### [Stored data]
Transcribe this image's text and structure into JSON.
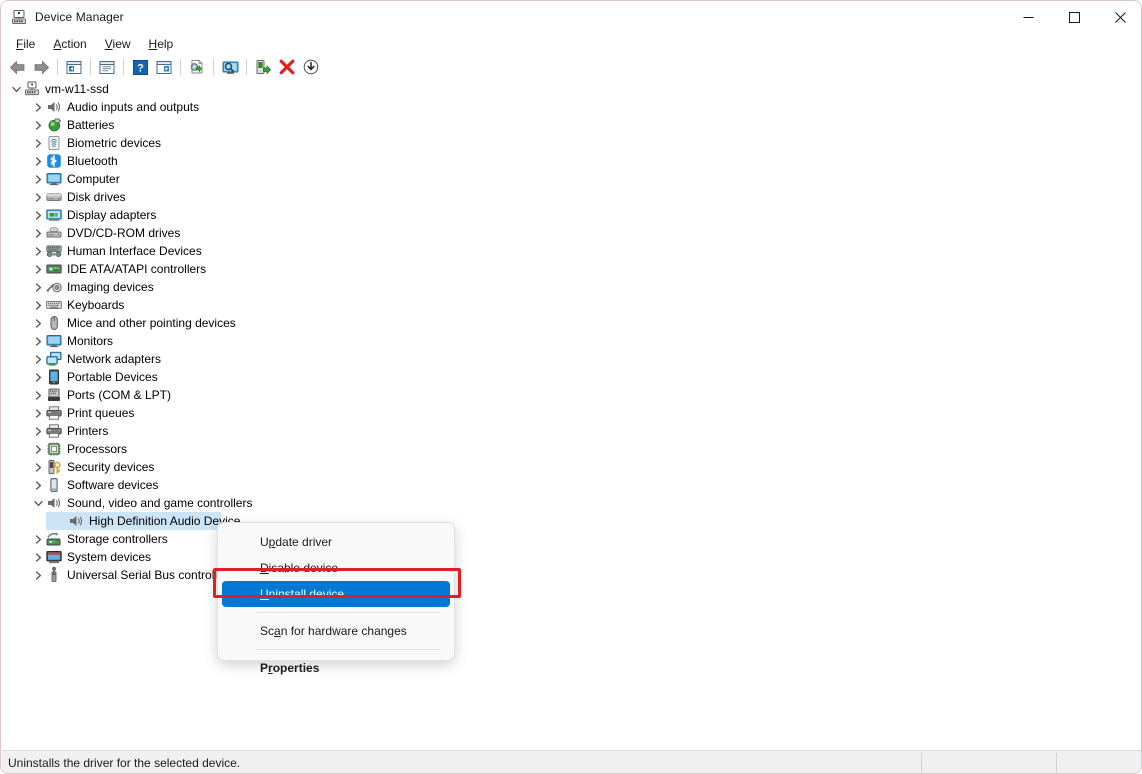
{
  "window": {
    "title": "Device Manager",
    "icon": "device-manager-icon",
    "controls": {
      "minimize": "—",
      "maximize": "□",
      "close": "✕"
    }
  },
  "menubar": {
    "items": [
      {
        "label": "File",
        "accel": "F"
      },
      {
        "label": "Action",
        "accel": "A"
      },
      {
        "label": "View",
        "accel": "V"
      },
      {
        "label": "Help",
        "accel": "H"
      }
    ]
  },
  "toolbar": {
    "buttons": [
      {
        "name": "back-icon",
        "title": "Back"
      },
      {
        "name": "forward-icon",
        "title": "Forward"
      },
      {
        "sep": true
      },
      {
        "name": "show-hide-console-tree-icon",
        "title": "Show/Hide Console Tree"
      },
      {
        "sep": true
      },
      {
        "name": "properties-icon",
        "title": "Properties"
      },
      {
        "sep": true
      },
      {
        "name": "help-icon",
        "title": "Help"
      },
      {
        "name": "show-hide-action-pane-icon",
        "title": "Show/Hide Action Pane"
      },
      {
        "sep": true
      },
      {
        "name": "update-driver-icon",
        "title": "Update Driver Software"
      },
      {
        "sep": true
      },
      {
        "name": "scan-hardware-changes-icon",
        "title": "Scan for hardware changes"
      },
      {
        "sep": true
      },
      {
        "name": "enable-device-icon",
        "title": "Enable device"
      },
      {
        "name": "uninstall-device-icon",
        "title": "Uninstall device"
      },
      {
        "name": "disable-device-icon",
        "title": "Disable device"
      }
    ]
  },
  "tree": {
    "root": {
      "label": "vm-w11-ssd",
      "icon": "computer-node-icon",
      "expanded": true
    },
    "items": [
      {
        "label": "Audio inputs and outputs",
        "icon": "speaker-icon",
        "indent": 1
      },
      {
        "label": "Batteries",
        "icon": "battery-icon",
        "indent": 1
      },
      {
        "label": "Biometric devices",
        "icon": "fingerprint-icon",
        "indent": 1
      },
      {
        "label": "Bluetooth",
        "icon": "bluetooth-icon",
        "indent": 1
      },
      {
        "label": "Computer",
        "icon": "monitor-icon",
        "indent": 1
      },
      {
        "label": "Disk drives",
        "icon": "disk-drive-icon",
        "indent": 1
      },
      {
        "label": "Display adapters",
        "icon": "display-adapter-icon",
        "indent": 1
      },
      {
        "label": "DVD/CD-ROM drives",
        "icon": "optical-drive-icon",
        "indent": 1
      },
      {
        "label": "Human Interface Devices",
        "icon": "hid-icon",
        "indent": 1
      },
      {
        "label": "IDE ATA/ATAPI controllers",
        "icon": "ide-controller-icon",
        "indent": 1
      },
      {
        "label": "Imaging devices",
        "icon": "imaging-icon",
        "indent": 1
      },
      {
        "label": "Keyboards",
        "icon": "keyboard-icon",
        "indent": 1
      },
      {
        "label": "Mice and other pointing devices",
        "icon": "mouse-icon",
        "indent": 1
      },
      {
        "label": "Monitors",
        "icon": "monitor-icon",
        "indent": 1
      },
      {
        "label": "Network adapters",
        "icon": "network-adapter-icon",
        "indent": 1
      },
      {
        "label": "Portable Devices",
        "icon": "portable-device-icon",
        "indent": 1
      },
      {
        "label": "Ports (COM & LPT)",
        "icon": "port-icon",
        "indent": 1
      },
      {
        "label": "Print queues",
        "icon": "printer-icon",
        "indent": 1
      },
      {
        "label": "Printers",
        "icon": "printer-icon",
        "indent": 1
      },
      {
        "label": "Processors",
        "icon": "processor-icon",
        "indent": 1
      },
      {
        "label": "Security devices",
        "icon": "security-device-icon",
        "indent": 1
      },
      {
        "label": "Software devices",
        "icon": "software-device-icon",
        "indent": 1
      },
      {
        "label": "Sound, video and game controllers",
        "icon": "speaker-icon",
        "indent": 1,
        "expanded": true
      },
      {
        "label": "High Definition Audio Device",
        "icon": "speaker-icon",
        "indent": 2,
        "selected": true,
        "leaf": true
      },
      {
        "label": "Storage controllers",
        "icon": "storage-controller-icon",
        "indent": 1
      },
      {
        "label": "System devices",
        "icon": "system-device-icon",
        "indent": 1
      },
      {
        "label": "Universal Serial Bus controllers",
        "icon": "usb-icon",
        "indent": 1
      }
    ]
  },
  "context_menu": {
    "items": [
      {
        "label": "Update driver",
        "accel": "p",
        "type": "normal"
      },
      {
        "label": "Disable device",
        "accel": "D",
        "type": "normal"
      },
      {
        "label": "Uninstall device",
        "accel": "U",
        "type": "highlight"
      },
      {
        "type": "separator"
      },
      {
        "label": "Scan for hardware changes",
        "accel": "a",
        "type": "normal"
      },
      {
        "type": "separator"
      },
      {
        "label": "Properties",
        "accel": "r",
        "type": "bold"
      }
    ],
    "highlight_color": "#0078d4",
    "annotation_color": "#e02020"
  },
  "statusbar": {
    "text": "Uninstalls the driver for the selected device.",
    "panel2": "",
    "panel3": ""
  }
}
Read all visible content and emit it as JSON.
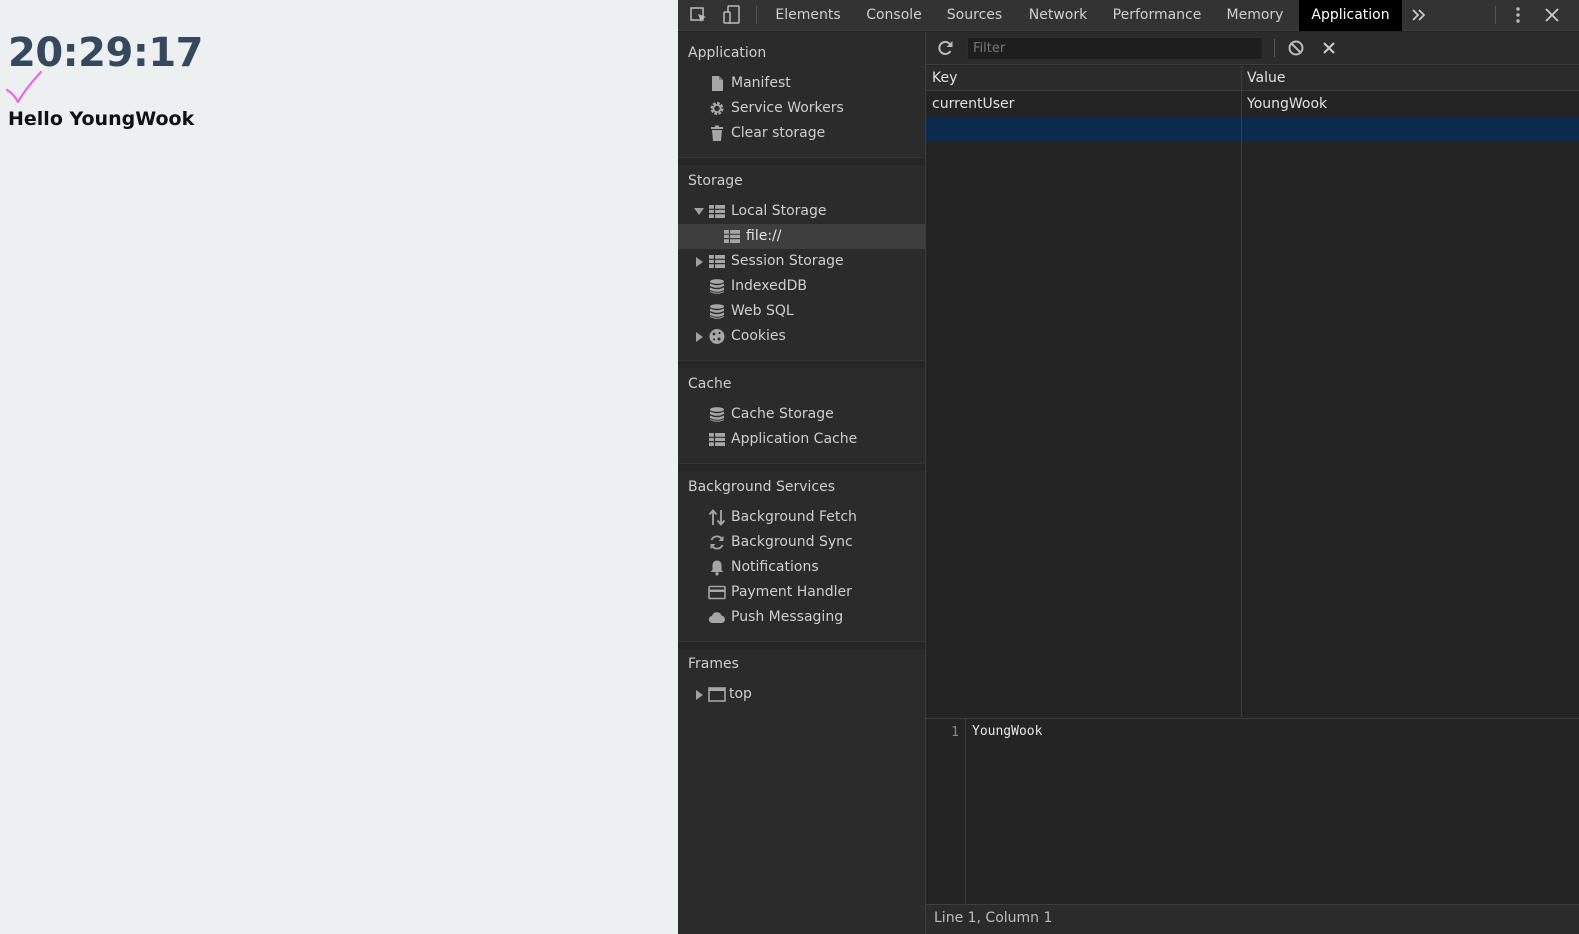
{
  "page": {
    "clock": "20:29:17",
    "greeting": "Hello YoungWook"
  },
  "devtools": {
    "tabs": [
      {
        "label": "Elements"
      },
      {
        "label": "Console"
      },
      {
        "label": "Sources"
      },
      {
        "label": "Network"
      },
      {
        "label": "Performance"
      },
      {
        "label": "Memory"
      },
      {
        "label": "Application",
        "active": true
      }
    ],
    "sidebar": {
      "application": {
        "title": "Application",
        "items": [
          {
            "label": "Manifest",
            "icon": "file-icon"
          },
          {
            "label": "Service Workers",
            "icon": "gear-icon"
          },
          {
            "label": "Clear storage",
            "icon": "trash-icon"
          }
        ]
      },
      "storage": {
        "title": "Storage",
        "items": [
          {
            "label": "Local Storage",
            "icon": "table-icon",
            "expanded": true
          },
          {
            "label": "file://",
            "icon": "table-icon",
            "selected": true
          },
          {
            "label": "Session Storage",
            "icon": "table-icon",
            "expanded": false
          },
          {
            "label": "IndexedDB",
            "icon": "database-icon"
          },
          {
            "label": "Web SQL",
            "icon": "database-icon"
          },
          {
            "label": "Cookies",
            "icon": "cookie-icon",
            "expanded": false
          }
        ]
      },
      "cache": {
        "title": "Cache",
        "items": [
          {
            "label": "Cache Storage",
            "icon": "database-icon"
          },
          {
            "label": "Application Cache",
            "icon": "table-icon"
          }
        ]
      },
      "background": {
        "title": "Background Services",
        "items": [
          {
            "label": "Background Fetch",
            "icon": "up-down-arrows-icon"
          },
          {
            "label": "Background Sync",
            "icon": "sync-icon"
          },
          {
            "label": "Notifications",
            "icon": "bell-icon"
          },
          {
            "label": "Payment Handler",
            "icon": "card-icon"
          },
          {
            "label": "Push Messaging",
            "icon": "cloud-icon"
          }
        ]
      },
      "frames": {
        "title": "Frames",
        "items": [
          {
            "label": "top",
            "icon": "frame-icon",
            "expanded": false
          }
        ]
      }
    },
    "filter": {
      "placeholder": "Filter",
      "value": ""
    },
    "grid": {
      "columns": [
        "Key",
        "Value"
      ],
      "rows": [
        {
          "key": "currentUser",
          "value": "YoungWook"
        }
      ]
    },
    "editor": {
      "line_number": "1",
      "content": "YoungWook"
    },
    "status": "Line 1, Column 1",
    "colors": {
      "selected_row": "#0c2a4d",
      "active_tab": "#000000",
      "clock": "#34495e",
      "checkmark": "#ee66ee"
    }
  }
}
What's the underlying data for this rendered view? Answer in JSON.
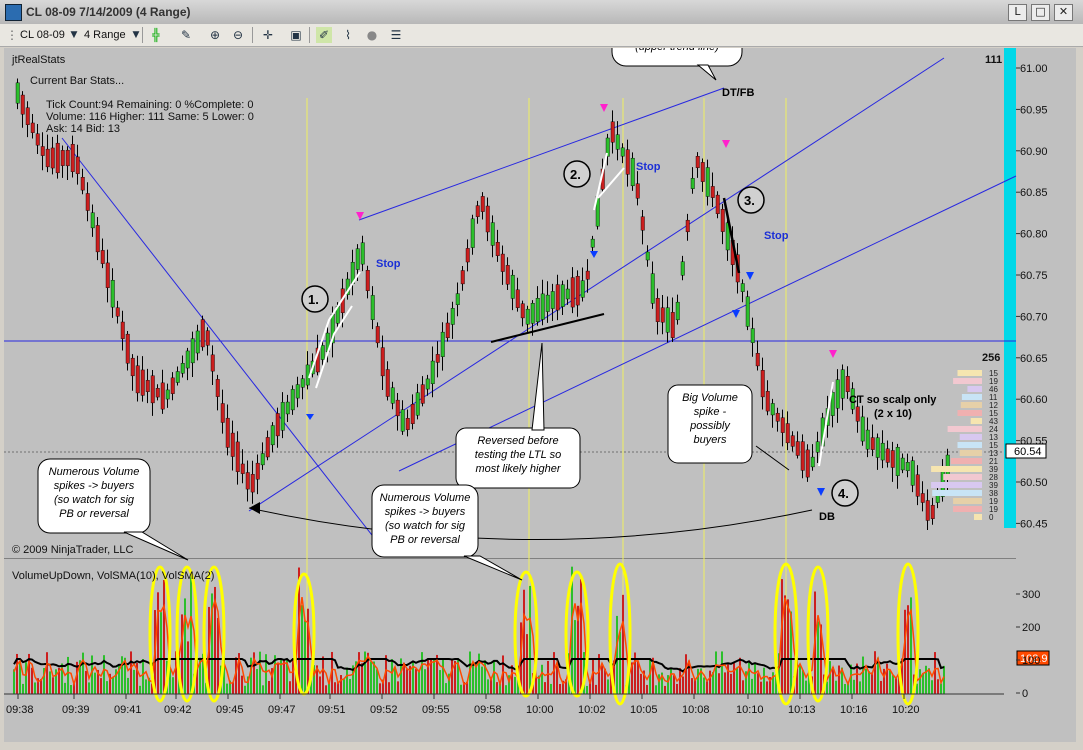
{
  "window": {
    "title": "CL 08-09  7/14/2009 (4 Range)",
    "buttons": {
      "minimize": "L",
      "maximize": "□",
      "close": "✕"
    }
  },
  "toolbar": {
    "instrument": "CL 08-09",
    "interval": "4 Range",
    "icons": [
      "bar-style-icon",
      "draw-tool-icon",
      "zoom-in-icon",
      "zoom-out-icon",
      "crosshair-icon",
      "properties-icon",
      "strategy-icon",
      "indicator-icon",
      "data-box-icon",
      "chart-trader-icon"
    ]
  },
  "chart": {
    "indicator_label": "jtRealStats",
    "stats": {
      "header": "Current Bar Stats...",
      "line1": "Tick Count:94   Remaining: 0   %Complete: 0",
      "line2": "Volume: 116   Higher: 111   Same: 5   Lower: 0",
      "line3": "Ask: 14   Bid: 13"
    },
    "copyright": "© 2009 NinjaTrader, LLC",
    "volume_panel_label": "VolumeUpDown, VolSMA(10), VolSMA(2)",
    "last_price": "60.54",
    "last_volume": "102.9",
    "max_label": "111",
    "vp_value": "256",
    "profile_numbers": [
      "15",
      "19",
      "46",
      "11",
      "12",
      "15",
      "43",
      "24",
      "13",
      "15",
      "13",
      "21",
      "39",
      "28",
      "39",
      "38",
      "19",
      "19",
      "0"
    ],
    "price_axis": [
      "61.00",
      "60.95",
      "60.90",
      "60.85",
      "60.80",
      "60.75",
      "60.70",
      "60.65",
      "60.60",
      "60.55",
      "60.50",
      "60.45"
    ],
    "volume_axis": [
      "300",
      "200",
      "100",
      "0"
    ],
    "time_axis": [
      "09:38",
      "09:39",
      "09:41",
      "09:42",
      "09:45",
      "09:47",
      "09:51",
      "09:52",
      "09:55",
      "09:58",
      "10:00",
      "10:02",
      "10:05",
      "10:08",
      "10:10",
      "10:13",
      "10:16",
      "10:20"
    ],
    "annotations": {
      "failed_retest": "Failed retest of UTL (upper trend line)",
      "dtfb": "DT/FB",
      "reversed": "Reversed before testing the LTL so most likely higher",
      "big_volume": "Big Volume spike - possibly buyers",
      "ct_scalp": "CT so scalp only (2 x 10)",
      "numerous_1": "Numerous Volume spikes -> buyers (so watch for sig PB or reversal",
      "numerous_2": "Numerous Volume spikes -> buyers (so watch for sig PB or reversal",
      "db": "DB",
      "stop": "Stop",
      "circles": [
        "1.",
        "2.",
        "3.",
        "4."
      ]
    }
  },
  "colors": {
    "bull_bar": "#2bbf2b",
    "bear_bar": "#cc1f1f",
    "trendline": "#2828e0",
    "vertical_marker": "#f0f060",
    "volume_highlight": "#ffff00",
    "sma_fast": "#ff4a00",
    "sma_slow": "#000000",
    "right_bar": "#00d8e8"
  }
}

### [What you have to do]
Go through the material above and copy each line that has the word "Numerous".

### [Output below]
      "numerous_1": "Numerous Volume spikes -> buyers (so watch for sig PB or reversal",
      "numerous_2": "Numerous Volume spikes -> buyers (so watch for sig PB or reversal",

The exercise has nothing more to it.